Dataset records on visual material:
——————————

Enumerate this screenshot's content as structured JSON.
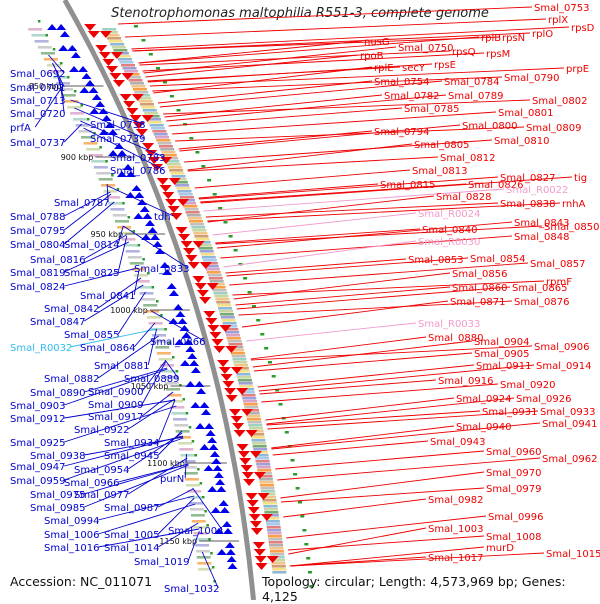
{
  "title": "Stenotrophomonas maltophilia R551-3, complete genome",
  "accession_label": "Accession: NC_011071",
  "summary_label": "Topology: circular; Length: 4,573,969 bp; Genes: 4,125",
  "colors": {
    "forward_label": "#0000cc",
    "reverse_label": "#ee0000",
    "rna_forward_label": "#33bbee",
    "rna_reverse_label": "#f29acb",
    "forward_gene": "#0000ee",
    "reverse_gene": "#ee0000",
    "backbone": "#909090",
    "tick_dot": "#2a9a2a"
  },
  "scale_ticks": [
    "850 kbp",
    "900 kbp",
    "950 kbp",
    "1000 kbp",
    "1050 kbp",
    "1100 kbp",
    "1150 kbp"
  ],
  "forward_labels": [
    "Smal_0692",
    "Smal_0701",
    "Smal_0713",
    "Smal_0720",
    "prfA",
    "Smal_0737",
    "Smal_0738",
    "Smal_0739",
    "Smal_0783",
    "Smal_0786",
    "Smal_0787",
    "Smal_0788",
    "tdh",
    "Smal_0795",
    "Smal_0804",
    "Smal_0814",
    "Smal_0816",
    "Smal_0819",
    "Smal_0825",
    "Smal_0833",
    "Smal_0824",
    "Smal_0841",
    "Smal_0842",
    "Smal_0847",
    "Smal_0855",
    "Smal_R0032",
    "Smal_0864",
    "Smal_0866",
    "Smal_0881",
    "Smal_0882",
    "Smal_0889",
    "Smal_0890",
    "Smal_0900",
    "Smal_0903",
    "Smal_0909",
    "Smal_0912",
    "Smal_0917",
    "Smal_0922",
    "Smal_0925",
    "Smal_0934",
    "Smal_0938",
    "Smal_0945",
    "Smal_0947",
    "Smal_0954",
    "Smal_0959",
    "Smal_0966",
    "purN",
    "Smal_0975",
    "Smal_0977",
    "Smal_0985",
    "Smal_0987",
    "Smal_0994",
    "Smal_1006",
    "Smal_1005",
    "Smal_1004",
    "Smal_1016",
    "Smal_1014",
    "Smal_1019",
    "Smal_1032"
  ],
  "reverse_labels": [
    "Smal_0753",
    "rplX",
    "rpsD",
    "rplB",
    "rpsN",
    "rplO",
    "nusG",
    "Smal_0750",
    "rpsQ",
    "rpsM",
    "rpoB",
    "rplE",
    "secY",
    "rpsE",
    "Smal_0754",
    "Smal_0784",
    "Smal_0790",
    "prpE",
    "Smal_0782",
    "Smal_0789",
    "Smal_0802",
    "Smal_0785",
    "Smal_0801",
    "Smal_0800",
    "Smal_0809",
    "Smal_0794",
    "Smal_0810",
    "Smal_0805",
    "Smal_0812",
    "Smal_0813",
    "Smal_0827",
    "tig",
    "Smal_0815",
    "Smal_0826",
    "Smal_R0022",
    "Smal_0828",
    "Smal_0838",
    "rnhA",
    "Smal_R0024",
    "Smal_0843",
    "Smal_0840",
    "Smal_0850",
    "Smal_0848",
    "Smal_R0030",
    "Smal_0853",
    "Smal_0854",
    "Smal_0857",
    "Smal_0856",
    "rpmF",
    "Smal_0860",
    "Smal_0865",
    "Smal_0871",
    "Smal_0876",
    "Smal_R0033",
    "Smal_0880",
    "Smal_0904",
    "Smal_0906",
    "Smal_0905",
    "Smal_0911",
    "Smal_0914",
    "Smal_0916",
    "Smal_0920",
    "Smal_0924",
    "Smal_0926",
    "Smal_0931",
    "Smal_0933",
    "Smal_0940",
    "Smal_0941",
    "Smal_0943",
    "Smal_0960",
    "Smal_0962",
    "Smal_0970",
    "Smal_0979",
    "Smal_0982",
    "Smal_0996",
    "Smal_1003",
    "Smal_1008",
    "Smal_1015",
    "murD",
    "Smal_1017"
  ]
}
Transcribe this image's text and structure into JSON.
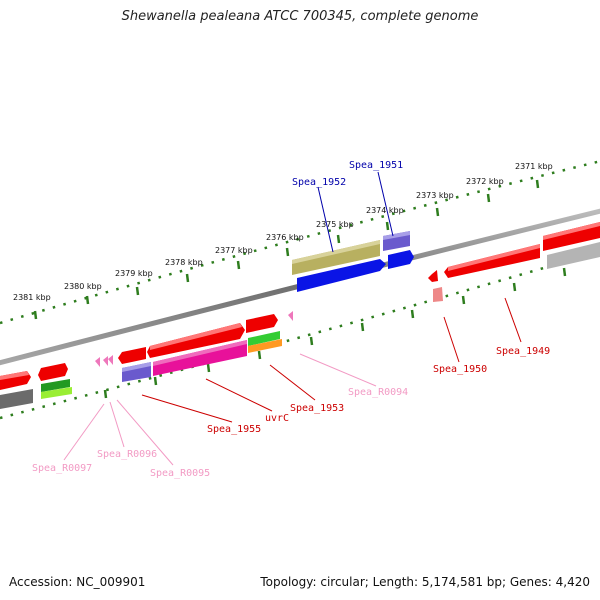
{
  "title": "Shewanella pealeana ATCC 700345, complete genome",
  "accession": "Accession: NC_009901",
  "topology": "Topology: circular; Length: 5,174,581 bp; Genes: 4,420",
  "scale_labels": [
    "2371 kbp",
    "2372 kbp",
    "2373 kbp",
    "2374 kbp",
    "2375 kbp",
    "2376 kbp",
    "2377 kbp",
    "2378 kbp",
    "2379 kbp",
    "2380 kbp",
    "2381 kbp"
  ],
  "gene_labels": {
    "spea_1951": "Spea_1951",
    "spea_1952": "Spea_1952",
    "spea_1949": "Spea_1949",
    "spea_1950": "Spea_1950",
    "spea_r0094": "Spea_R0094",
    "spea_1953": "Spea_1953",
    "uvrc": "uvrC",
    "spea_1955": "Spea_1955",
    "spea_r0095": "Spea_R0095",
    "spea_r0096": "Spea_R0096",
    "spea_r0097": "Spea_R0097"
  },
  "colors": {
    "backbone": "#7a7a7a",
    "scale": "#2e7d1e",
    "red_label": "#cc0000",
    "blue_label": "#0000aa",
    "pink_label": "#f29ac4",
    "red_gene": "#ee0000",
    "magenta_gene": "#e8119a",
    "purple_gene": "#6a5acd",
    "olive_gene": "#b8b060",
    "blue_gene": "#0a14e6",
    "gray_gene": "#b4b4b4",
    "darkgray_gene": "#6b6b6b",
    "green_gene": "#229922",
    "lime_gene": "#99ee33",
    "orange_gene": "#ff9922",
    "pink_gene": "#ee77bb",
    "salmon_gene": "#ee8888"
  }
}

——————————

» ACTIVITY
The records above are to be transcribed word for word. Skip the images.

» SOLUTION
Enumerate this screenshot's content as structured JSON.
{
  "title": "Stenotrophomonas maltophilia R551-3, complete genome",
  "accession_label": "Accession: NC_011071",
  "summary_label": "Topology: circular; Length: 4,573,969 bp; Genes: 4,125",
  "colors": {
    "forward_label": "#0000cc",
    "reverse_label": "#ee0000",
    "rna_forward_label": "#33bbee",
    "rna_reverse_label": "#f29acb",
    "forward_gene": "#0000ee",
    "reverse_gene": "#ee0000",
    "backbone": "#909090",
    "tick_dot": "#2a9a2a"
  },
  "scale_ticks": [
    "850 kbp",
    "900 kbp",
    "950 kbp",
    "1000 kbp",
    "1050 kbp",
    "1100 kbp",
    "1150 kbp"
  ],
  "forward_labels": [
    "Smal_0692",
    "Smal_0701",
    "Smal_0713",
    "Smal_0720",
    "prfA",
    "Smal_0737",
    "Smal_0738",
    "Smal_0739",
    "Smal_0783",
    "Smal_0786",
    "Smal_0787",
    "Smal_0788",
    "tdh",
    "Smal_0795",
    "Smal_0804",
    "Smal_0814",
    "Smal_0816",
    "Smal_0819",
    "Smal_0825",
    "Smal_0833",
    "Smal_0824",
    "Smal_0841",
    "Smal_0842",
    "Smal_0847",
    "Smal_0855",
    "Smal_R0032",
    "Smal_0864",
    "Smal_0866",
    "Smal_0881",
    "Smal_0882",
    "Smal_0889",
    "Smal_0890",
    "Smal_0900",
    "Smal_0903",
    "Smal_0909",
    "Smal_0912",
    "Smal_0917",
    "Smal_0922",
    "Smal_0925",
    "Smal_0934",
    "Smal_0938",
    "Smal_0945",
    "Smal_0947",
    "Smal_0954",
    "Smal_0959",
    "Smal_0966",
    "purN",
    "Smal_0975",
    "Smal_0977",
    "Smal_0985",
    "Smal_0987",
    "Smal_0994",
    "Smal_1006",
    "Smal_1005",
    "Smal_1004",
    "Smal_1016",
    "Smal_1014",
    "Smal_1019",
    "Smal_1032"
  ],
  "reverse_labels": [
    "Smal_0753",
    "rplX",
    "rpsD",
    "rplB",
    "rpsN",
    "rplO",
    "nusG",
    "Smal_0750",
    "rpsQ",
    "rpsM",
    "rpoB",
    "rplE",
    "secY",
    "rpsE",
    "Smal_0754",
    "Smal_0784",
    "Smal_0790",
    "prpE",
    "Smal_0782",
    "Smal_0789",
    "Smal_0802",
    "Smal_0785",
    "Smal_0801",
    "Smal_0800",
    "Smal_0809",
    "Smal_0794",
    "Smal_0810",
    "Smal_0805",
    "Smal_0812",
    "Smal_0813",
    "Smal_0827",
    "tig",
    "Smal_0815",
    "Smal_0826",
    "Smal_R0022",
    "Smal_0828",
    "Smal_0838",
    "rnhA",
    "Smal_R0024",
    "Smal_0843",
    "Smal_0840",
    "Smal_0850",
    "Smal_0848",
    "Smal_R0030",
    "Smal_0853",
    "Smal_0854",
    "Smal_0857",
    "Smal_0856",
    "rpmF",
    "Smal_0860",
    "Smal_0865",
    "Smal_0871",
    "Smal_0876",
    "Smal_R0033",
    "Smal_0880",
    "Smal_0904",
    "Smal_0906",
    "Smal_0905",
    "Smal_0911",
    "Smal_0914",
    "Smal_0916",
    "Smal_0920",
    "Smal_0924",
    "Smal_0926",
    "Smal_0931",
    "Smal_0933",
    "Smal_0940",
    "Smal_0941",
    "Smal_0943",
    "Smal_0960",
    "Smal_0962",
    "Smal_0970",
    "Smal_0979",
    "Smal_0982",
    "Smal_0996",
    "Smal_1003",
    "Smal_1008",
    "Smal_1015",
    "murD",
    "Smal_1017"
  ]
}
Transcribe this image's text and structure into JSON.
{
  "title": "Shewanella pealeana ATCC 700345, complete genome",
  "accession": "Accession: NC_009901",
  "topology": "Topology: circular; Length: 5,174,581 bp; Genes: 4,420",
  "scale_labels": [
    "2371 kbp",
    "2372 kbp",
    "2373 kbp",
    "2374 kbp",
    "2375 kbp",
    "2376 kbp",
    "2377 kbp",
    "2378 kbp",
    "2379 kbp",
    "2380 kbp",
    "2381 kbp"
  ],
  "gene_labels": {
    "spea_1951": "Spea_1951",
    "spea_1952": "Spea_1952",
    "spea_1949": "Spea_1949",
    "spea_1950": "Spea_1950",
    "spea_r0094": "Spea_R0094",
    "spea_1953": "Spea_1953",
    "uvrc": "uvrC",
    "spea_1955": "Spea_1955",
    "spea_r0095": "Spea_R0095",
    "spea_r0096": "Spea_R0096",
    "spea_r0097": "Spea_R0097"
  },
  "colors": {
    "backbone": "#7a7a7a",
    "scale": "#2e7d1e",
    "red_label": "#cc0000",
    "blue_label": "#0000aa",
    "pink_label": "#f29ac4",
    "red_gene": "#ee0000",
    "magenta_gene": "#e8119a",
    "purple_gene": "#6a5acd",
    "olive_gene": "#b8b060",
    "blue_gene": "#0a14e6",
    "gray_gene": "#b4b4b4",
    "darkgray_gene": "#6b6b6b",
    "green_gene": "#229922",
    "lime_gene": "#99ee33",
    "orange_gene": "#ff9922",
    "pink_gene": "#ee77bb",
    "salmon_gene": "#ee8888"
  }
}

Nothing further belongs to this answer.